> **Stated exercise**:
Repeat the material below exactly, with no pictures.

> **Given data**:
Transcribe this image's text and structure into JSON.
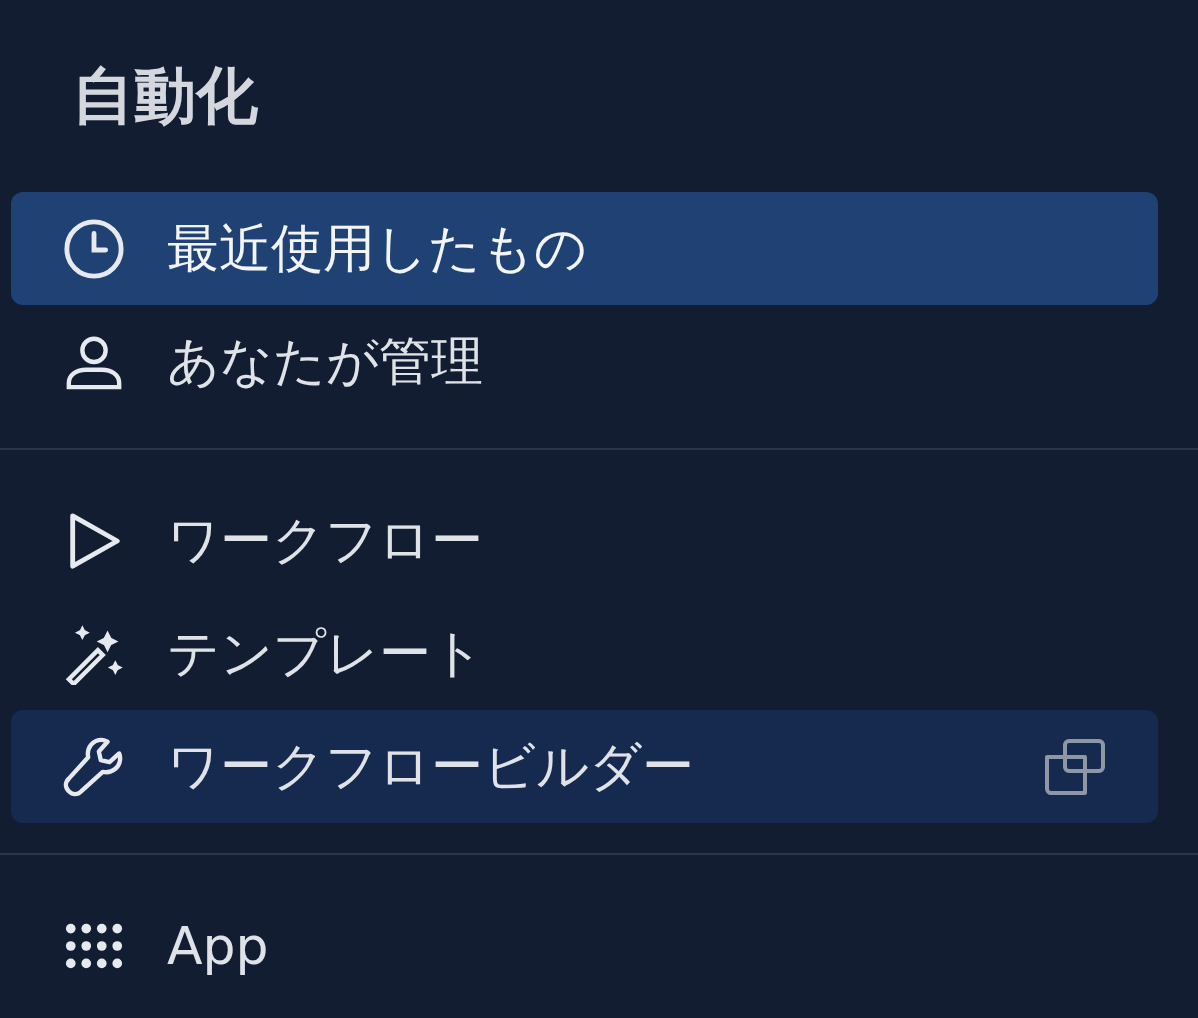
{
  "title": "自動化",
  "sections": [
    {
      "items": [
        {
          "label": "最近使用したもの",
          "selected": true,
          "hovered": false,
          "external": false
        },
        {
          "label": "あなたが管理",
          "selected": false,
          "hovered": false,
          "external": false
        }
      ]
    },
    {
      "items": [
        {
          "label": "ワークフロー",
          "selected": false,
          "hovered": false,
          "external": false
        },
        {
          "label": "テンプレート",
          "selected": false,
          "hovered": false,
          "external": false
        },
        {
          "label": "ワークフロービルダー",
          "selected": false,
          "hovered": true,
          "external": true
        }
      ]
    },
    {
      "items": [
        {
          "label": "App",
          "selected": false,
          "hovered": false,
          "external": false
        }
      ]
    }
  ]
}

> **Written answer**:
Transcribe this image's text and structure into JSON.
{
  "title": "自動化",
  "sections": [
    {
      "items": [
        {
          "label": "最近使用したもの",
          "selected": true,
          "hovered": false,
          "external": false
        },
        {
          "label": "あなたが管理",
          "selected": false,
          "hovered": false,
          "external": false
        }
      ]
    },
    {
      "items": [
        {
          "label": "ワークフロー",
          "selected": false,
          "hovered": false,
          "external": false
        },
        {
          "label": "テンプレート",
          "selected": false,
          "hovered": false,
          "external": false
        },
        {
          "label": "ワークフロービルダー",
          "selected": false,
          "hovered": true,
          "external": true
        }
      ]
    },
    {
      "items": [
        {
          "label": "App",
          "selected": false,
          "hovered": false,
          "external": false
        }
      ]
    }
  ]
}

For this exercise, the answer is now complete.